Data to process
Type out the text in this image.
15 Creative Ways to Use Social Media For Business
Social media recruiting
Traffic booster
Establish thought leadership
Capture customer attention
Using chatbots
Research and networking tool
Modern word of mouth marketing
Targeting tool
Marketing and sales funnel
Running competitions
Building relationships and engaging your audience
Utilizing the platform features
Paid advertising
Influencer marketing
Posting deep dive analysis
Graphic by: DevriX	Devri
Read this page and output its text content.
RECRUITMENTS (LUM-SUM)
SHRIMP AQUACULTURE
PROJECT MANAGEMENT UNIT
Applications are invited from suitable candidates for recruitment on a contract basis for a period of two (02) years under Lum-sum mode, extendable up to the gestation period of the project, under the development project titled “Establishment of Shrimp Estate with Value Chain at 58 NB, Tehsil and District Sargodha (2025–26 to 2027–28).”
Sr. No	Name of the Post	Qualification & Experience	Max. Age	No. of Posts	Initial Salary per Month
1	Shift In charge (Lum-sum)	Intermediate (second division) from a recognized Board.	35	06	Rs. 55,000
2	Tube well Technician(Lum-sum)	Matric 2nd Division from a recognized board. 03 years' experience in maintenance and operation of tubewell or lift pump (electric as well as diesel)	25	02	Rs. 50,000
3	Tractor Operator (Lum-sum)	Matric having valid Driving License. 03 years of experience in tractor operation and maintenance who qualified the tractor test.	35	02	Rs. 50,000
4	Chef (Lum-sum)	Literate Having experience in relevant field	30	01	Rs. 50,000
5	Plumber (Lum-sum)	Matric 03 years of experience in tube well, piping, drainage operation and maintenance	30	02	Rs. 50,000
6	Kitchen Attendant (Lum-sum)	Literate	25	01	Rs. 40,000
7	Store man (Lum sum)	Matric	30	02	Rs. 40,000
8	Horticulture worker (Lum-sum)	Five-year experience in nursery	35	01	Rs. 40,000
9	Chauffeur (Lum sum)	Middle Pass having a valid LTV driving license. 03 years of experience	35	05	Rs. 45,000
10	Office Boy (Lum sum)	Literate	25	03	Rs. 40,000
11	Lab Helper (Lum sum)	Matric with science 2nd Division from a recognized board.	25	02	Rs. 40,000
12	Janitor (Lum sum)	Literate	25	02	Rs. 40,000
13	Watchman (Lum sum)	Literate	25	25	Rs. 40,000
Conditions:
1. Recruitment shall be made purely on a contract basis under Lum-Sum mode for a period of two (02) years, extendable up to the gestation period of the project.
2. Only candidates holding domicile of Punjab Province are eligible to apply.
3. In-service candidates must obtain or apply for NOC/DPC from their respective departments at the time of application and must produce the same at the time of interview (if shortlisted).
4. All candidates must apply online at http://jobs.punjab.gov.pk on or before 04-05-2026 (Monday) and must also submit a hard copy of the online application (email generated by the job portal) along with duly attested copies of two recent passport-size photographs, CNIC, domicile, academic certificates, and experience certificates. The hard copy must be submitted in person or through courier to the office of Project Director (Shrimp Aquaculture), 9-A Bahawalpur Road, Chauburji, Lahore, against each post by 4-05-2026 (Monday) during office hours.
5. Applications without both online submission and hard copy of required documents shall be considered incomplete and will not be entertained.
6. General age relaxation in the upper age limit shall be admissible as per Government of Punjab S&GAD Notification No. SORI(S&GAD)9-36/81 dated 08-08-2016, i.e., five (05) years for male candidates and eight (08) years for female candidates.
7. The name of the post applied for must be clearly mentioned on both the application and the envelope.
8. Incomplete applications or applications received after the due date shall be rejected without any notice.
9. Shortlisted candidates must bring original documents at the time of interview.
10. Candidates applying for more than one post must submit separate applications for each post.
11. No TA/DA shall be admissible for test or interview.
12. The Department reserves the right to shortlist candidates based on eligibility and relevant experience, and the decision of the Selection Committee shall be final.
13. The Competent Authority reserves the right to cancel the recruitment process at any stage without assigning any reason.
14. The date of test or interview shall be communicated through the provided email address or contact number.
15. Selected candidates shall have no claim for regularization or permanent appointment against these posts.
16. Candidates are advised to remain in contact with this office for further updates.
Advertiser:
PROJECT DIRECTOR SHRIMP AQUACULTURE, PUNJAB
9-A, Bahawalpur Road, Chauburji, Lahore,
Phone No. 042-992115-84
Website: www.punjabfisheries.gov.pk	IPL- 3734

Aim of the exercise
The data above must be returned in full, exactly as written.

Response below
Type out the text in this image.
15 Creative Ways to Use Social Media For Business
Social media recruiting
Traffic booster
Establish thought leadership
Capture customer attention
Using chatbots
Research and networking tool
Modern word of mouth marketing
Targeting tool
Marketing and sales funnel
Running competitions
Building relationships and engaging your audience
Utilizing the platform features
Paid advertising
Influencer marketing
Posting deep dive analysis
Graphic by: DevriX	Devri
Read this page and output its text content.
RECRUITMENTS (LUM-SUM)
SHRIMP AQUACULTURE
PROJECT MANAGEMENT UNIT
Applications are invited from suitable candidates for recruitment on a contract basis for a period of two (02) years under Lum-sum mode, extendable up to the gestation period of the project, under the development project titled “Establishment of Shrimp Estate with Value Chain at 58 NB, Tehsil and District Sargodha (2025–26 to 2027–28).”
Sr. No	Name of the Post	Qualification & Experience	Max. Age	No. of Posts	Initial Salary per Month
1	Shift In charge (Lum-sum)	Intermediate (second division) from a recognized Board.	35	06	Rs. 55,000
2	Tube well Technician(Lum-sum)	Matric 2nd Division from a recognized board. 03 years' experience in maintenance and operation of tubewell or lift pump (electric as well as diesel)	25	02	Rs. 50,000
3	Tractor Operator (Lum-sum)	Matric having valid Driving License. 03 years of experience in tractor operation and maintenance who qualified the tractor test.	35	02	Rs. 50,000
4	Chef (Lum-sum)	Literate Having experience in relevant field	30	01	Rs. 50,000
5	Plumber (Lum-sum)	Matric 03 years of experience in tube well, piping, drainage operation and maintenance	30	02	Rs. 50,000
6	Kitchen Attendant (Lum-sum)	Literate	25	01	Rs. 40,000
7	Store man (Lum sum)	Matric	30	02	Rs. 40,000
8	Horticulture worker (Lum-sum)	Five-year experience in nursery	35	01	Rs. 40,000
9	Chauffeur (Lum sum)	Middle Pass having a valid LTV driving license. 03 years of experience	35	05	Rs. 45,000
10	Office Boy (Lum sum)	Literate	25	03	Rs. 40,000
11	Lab Helper (Lum sum)	Matric with science 2nd Division from a recognized board.	25	02	Rs. 40,000
12	Janitor (Lum sum)	Literate	25	02	Rs. 40,000
13	Watchman (Lum sum)	Literate	25	25	Rs. 40,000
Conditions:
1. Recruitment shall be made purely on a contract basis under Lum-Sum mode for a period of two (02) years, extendable up to the gestation period of the project.
2. Only candidates holding domicile of Punjab Province are eligible to apply.
3. In-service candidates must obtain or apply for NOC/DPC from their respective departments at the time of application and must produce the same at the time of interview (if shortlisted).
4. All candidates must apply online at http://jobs.punjab.gov.pk on or before 04-05-2026 (Monday) and must also submit a hard copy of the online application (email generated by the job portal) along with duly attested copies of two recent passport-size photographs, CNIC, domicile, academic certificates, and experience certificates. The hard copy must be submitted in person or through courier to the office of Project Director (Shrimp Aquaculture), 9-A Bahawalpur Road, Chauburji, Lahore, against each post by 4-05-2026 (Monday) during office hours.
5. Applications without both online submission and hard copy of required documents shall be considered incomplete and will not be entertained.
6. General age relaxation in the upper age limit shall be admissible as per Government of Punjab S&GAD Notification No. SORI(S&GAD)9-36/81 dated 08-08-2016, i.e., five (05) years for male candidates and eight (08) years for female candidates.
7. The name of the post applied for must be clearly mentioned on both the application and the envelope.
8. Incomplete applications or applications received after the due date shall be rejected without any notice.
9. Shortlisted candidates must bring original documents at the time of interview.
10. Candidates applying for more than one post must submit separate applications for each post.
11. No TA/DA shall be admissible for test or interview.
12. The Department reserves the right to shortlist candidates based on eligibility and relevant experience, and the decision of the Selection Committee shall be final.
13. The Competent Authority reserves the right to cancel the recruitment process at any stage without assigning any reason.
14. The date of test or interview shall be communicated through the provided email address or contact number.
15. Selected candidates shall have no claim for regularization or permanent appointment against these posts.
16. Candidates are advised to remain in contact with this office for further updates.
Advertiser:
PROJECT DIRECTOR SHRIMP AQUACULTURE, PUNJAB
9-A, Bahawalpur Road, Chauburji, Lahore,
Phone No. 042-992115-84
Website: www.punjabfisheries.gov.pk	IPL- 3734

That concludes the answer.